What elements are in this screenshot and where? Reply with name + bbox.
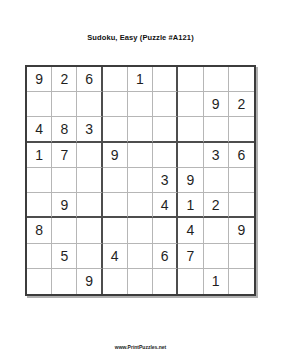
cell-r5c5 <box>128 168 153 193</box>
cell-r2c5 <box>128 92 153 117</box>
cell-r7c8 <box>204 218 229 243</box>
cell-r3c1: 4 <box>27 117 52 142</box>
cell-r3c9 <box>229 117 254 142</box>
cell-r8c8 <box>204 244 229 269</box>
cell-r4c4: 9 <box>103 143 128 168</box>
cell-r1c2: 2 <box>52 67 77 92</box>
cell-r9c8: 1 <box>204 269 229 294</box>
cell-r7c5 <box>128 218 153 243</box>
cell-r4c2: 7 <box>52 143 77 168</box>
cell-r4c1: 1 <box>27 143 52 168</box>
cell-r1c8 <box>204 67 229 92</box>
cell-r5c6: 3 <box>153 168 178 193</box>
cell-r9c7 <box>178 269 203 294</box>
cell-r7c4 <box>103 218 128 243</box>
cell-r3c8 <box>204 117 229 142</box>
cell-r9c2 <box>52 269 77 294</box>
cell-r6c9 <box>229 193 254 218</box>
cell-r8c4: 4 <box>103 244 128 269</box>
cell-r4c7 <box>178 143 203 168</box>
cell-r2c2 <box>52 92 77 117</box>
cell-r3c3: 3 <box>77 117 102 142</box>
cell-r9c4 <box>103 269 128 294</box>
cell-r6c4 <box>103 193 128 218</box>
cell-r2c8: 9 <box>204 92 229 117</box>
cell-r8c5 <box>128 244 153 269</box>
cell-r6c5 <box>128 193 153 218</box>
cell-r4c5 <box>128 143 153 168</box>
cell-r5c8 <box>204 168 229 193</box>
cell-r9c3: 9 <box>77 269 102 294</box>
cell-r2c1 <box>27 92 52 117</box>
page: Sudoku, Easy (Puzzle #A121) 926192483179… <box>0 0 281 363</box>
cell-r2c9: 2 <box>229 92 254 117</box>
cell-r3c2: 8 <box>52 117 77 142</box>
cell-r8c1 <box>27 244 52 269</box>
cell-r1c4 <box>103 67 128 92</box>
cell-r9c1 <box>27 269 52 294</box>
cell-r9c5 <box>128 269 153 294</box>
sudoku-board: 92619248317936399412849546791 <box>25 65 256 296</box>
cell-r4c6 <box>153 143 178 168</box>
cell-r2c6 <box>153 92 178 117</box>
cell-r8c2: 5 <box>52 244 77 269</box>
footer-site-url: www.PrintPuzzles.net <box>0 344 281 350</box>
cell-r7c6 <box>153 218 178 243</box>
cell-r7c7: 4 <box>178 218 203 243</box>
cell-r2c4 <box>103 92 128 117</box>
cell-r7c2 <box>52 218 77 243</box>
cell-r3c7 <box>178 117 203 142</box>
cell-r1c3: 6 <box>77 67 102 92</box>
cell-r4c3 <box>77 143 102 168</box>
cell-r2c7 <box>178 92 203 117</box>
cell-r6c2: 9 <box>52 193 77 218</box>
cell-r8c6: 6 <box>153 244 178 269</box>
cell-r9c9 <box>229 269 254 294</box>
cell-r9c6 <box>153 269 178 294</box>
cell-r5c1 <box>27 168 52 193</box>
cell-r3c5 <box>128 117 153 142</box>
puzzle-title: Sudoku, Easy (Puzzle #A121) <box>0 33 281 42</box>
cell-r1c1: 9 <box>27 67 52 92</box>
cell-r6c8: 2 <box>204 193 229 218</box>
cell-r6c6: 4 <box>153 193 178 218</box>
cell-r7c3 <box>77 218 102 243</box>
cell-r7c1: 8 <box>27 218 52 243</box>
cell-r6c3 <box>77 193 102 218</box>
cell-r6c1 <box>27 193 52 218</box>
cell-r8c7: 7 <box>178 244 203 269</box>
cell-r6c7: 1 <box>178 193 203 218</box>
cell-r8c9 <box>229 244 254 269</box>
cell-r1c7 <box>178 67 203 92</box>
cell-r8c3 <box>77 244 102 269</box>
cell-r5c9 <box>229 168 254 193</box>
cell-r3c4 <box>103 117 128 142</box>
cell-r2c3 <box>77 92 102 117</box>
cell-r1c5: 1 <box>128 67 153 92</box>
cell-r3c6 <box>153 117 178 142</box>
cell-r7c9: 9 <box>229 218 254 243</box>
cell-r4c8: 3 <box>204 143 229 168</box>
cell-r1c9 <box>229 67 254 92</box>
cell-r4c9: 6 <box>229 143 254 168</box>
cell-r1c6 <box>153 67 178 92</box>
cell-r5c2 <box>52 168 77 193</box>
cell-r5c3 <box>77 168 102 193</box>
cell-r5c7: 9 <box>178 168 203 193</box>
cell-r5c4 <box>103 168 128 193</box>
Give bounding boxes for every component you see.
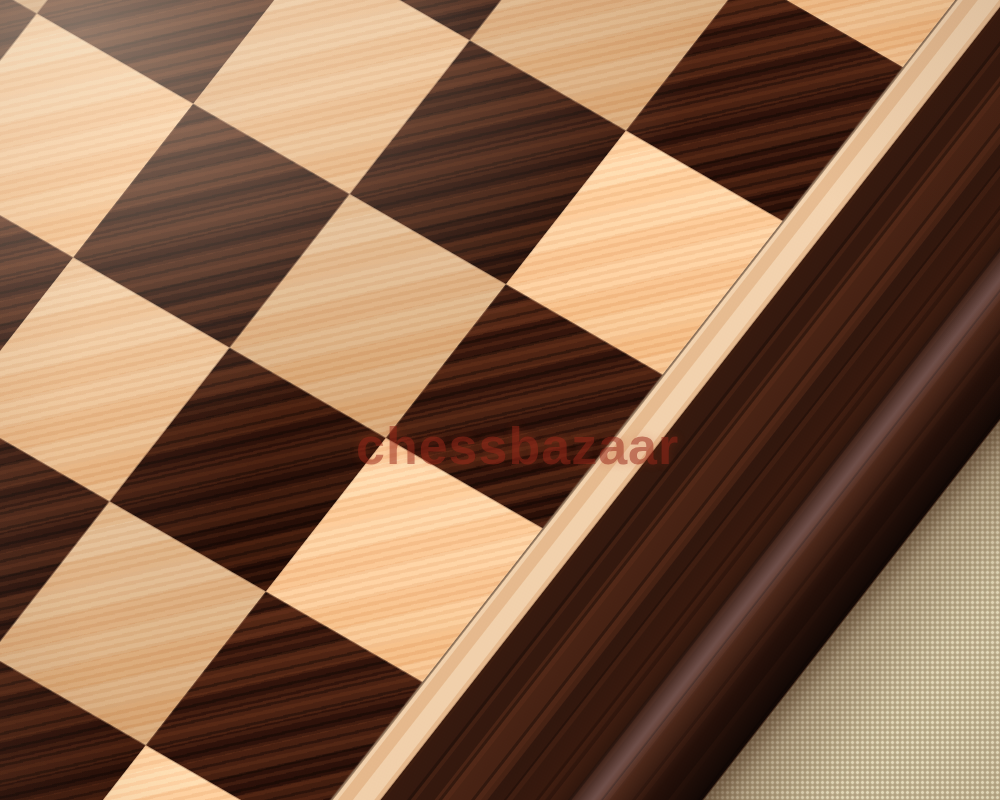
product-photo: chessbazaar (0, 0, 1000, 800)
chess-board (0, 0, 1000, 800)
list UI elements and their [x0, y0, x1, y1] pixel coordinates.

* * *

Problem - Rewrite the records above, changing every "Easy" to "Medium" and leaving everything else unchanged. Omit the pictures from your answer.

Response -
What elements are in this screenshot and where? Reply with name + bbox.
cell-r5c5 <box>128 168 153 193</box>
cell-r2c5 <box>128 92 153 117</box>
cell-r7c8 <box>204 218 229 243</box>
cell-r3c1: 4 <box>27 117 52 142</box>
cell-r3c9 <box>229 117 254 142</box>
cell-r8c8 <box>204 244 229 269</box>
cell-r4c4: 9 <box>103 143 128 168</box>
cell-r1c2: 2 <box>52 67 77 92</box>
cell-r9c8: 1 <box>204 269 229 294</box>
cell-r7c5 <box>128 218 153 243</box>
cell-r4c2: 7 <box>52 143 77 168</box>
cell-r4c1: 1 <box>27 143 52 168</box>
cell-r1c8 <box>204 67 229 92</box>
cell-r5c6: 3 <box>153 168 178 193</box>
cell-r9c7 <box>178 269 203 294</box>
cell-r7c4 <box>103 218 128 243</box>
cell-r3c8 <box>204 117 229 142</box>
cell-r9c2 <box>52 269 77 294</box>
cell-r6c9 <box>229 193 254 218</box>
cell-r8c4: 4 <box>103 244 128 269</box>
cell-r4c7 <box>178 143 203 168</box>
cell-r2c2 <box>52 92 77 117</box>
cell-r3c3: 3 <box>77 117 102 142</box>
cell-r9c4 <box>103 269 128 294</box>
cell-r6c4 <box>103 193 128 218</box>
cell-r2c8: 9 <box>204 92 229 117</box>
cell-r8c5 <box>128 244 153 269</box>
cell-r6c5 <box>128 193 153 218</box>
cell-r4c5 <box>128 143 153 168</box>
cell-r5c8 <box>204 168 229 193</box>
cell-r9c3: 9 <box>77 269 102 294</box>
cell-r2c1 <box>27 92 52 117</box>
page: Sudoku, Medium (Puzzle #A121) 926192483179… <box>0 0 281 363</box>
cell-r2c9: 2 <box>229 92 254 117</box>
cell-r3c2: 8 <box>52 117 77 142</box>
cell-r8c1 <box>27 244 52 269</box>
cell-r1c4 <box>103 67 128 92</box>
cell-r9c1 <box>27 269 52 294</box>
cell-r9c5 <box>128 269 153 294</box>
sudoku-board: 92619248317936399412849546791 <box>25 65 256 296</box>
cell-r4c6 <box>153 143 178 168</box>
cell-r2c6 <box>153 92 178 117</box>
cell-r8c2: 5 <box>52 244 77 269</box>
footer-site-url: www.PrintPuzzles.net <box>0 344 281 350</box>
cell-r7c6 <box>153 218 178 243</box>
cell-r7c7: 4 <box>178 218 203 243</box>
cell-r2c4 <box>103 92 128 117</box>
cell-r7c2 <box>52 218 77 243</box>
cell-r3c7 <box>178 117 203 142</box>
cell-r1c3: 6 <box>77 67 102 92</box>
cell-r4c3 <box>77 143 102 168</box>
cell-r2c7 <box>178 92 203 117</box>
cell-r6c2: 9 <box>52 193 77 218</box>
cell-r8c6: 6 <box>153 244 178 269</box>
cell-r9c9 <box>229 269 254 294</box>
cell-r9c6 <box>153 269 178 294</box>
cell-r5c1 <box>27 168 52 193</box>
cell-r3c5 <box>128 117 153 142</box>
puzzle-title: Sudoku, Medium (Puzzle #A121) <box>0 33 281 42</box>
cell-r1c1: 9 <box>27 67 52 92</box>
cell-r6c8: 2 <box>204 193 229 218</box>
cell-r6c6: 4 <box>153 193 178 218</box>
cell-r7c3 <box>77 218 102 243</box>
cell-r7c1: 8 <box>27 218 52 243</box>
cell-r6c3 <box>77 193 102 218</box>
cell-r6c1 <box>27 193 52 218</box>
cell-r8c7: 7 <box>178 244 203 269</box>
cell-r6c7: 1 <box>178 193 203 218</box>
cell-r8c9 <box>229 244 254 269</box>
cell-r1c7 <box>178 67 203 92</box>
cell-r8c3 <box>77 244 102 269</box>
cell-r5c9 <box>229 168 254 193</box>
cell-r3c4 <box>103 117 128 142</box>
cell-r2c3 <box>77 92 102 117</box>
cell-r1c5: 1 <box>128 67 153 92</box>
cell-r3c6 <box>153 117 178 142</box>
cell-r7c9: 9 <box>229 218 254 243</box>
cell-r4c8: 3 <box>204 143 229 168</box>
cell-r1c9 <box>229 67 254 92</box>
cell-r4c9: 6 <box>229 143 254 168</box>
cell-r1c6 <box>153 67 178 92</box>
cell-r5c2 <box>52 168 77 193</box>
cell-r5c3 <box>77 168 102 193</box>
cell-r5c7: 9 <box>178 168 203 193</box>
cell-r5c4 <box>103 168 128 193</box>
Give bounding boxes for every component you see.
product-photo: chessbazaar (0, 0, 1000, 800)
chess-board (0, 0, 1000, 800)
list UI elements and their [x0, y0, x1, y1] pixel coordinates.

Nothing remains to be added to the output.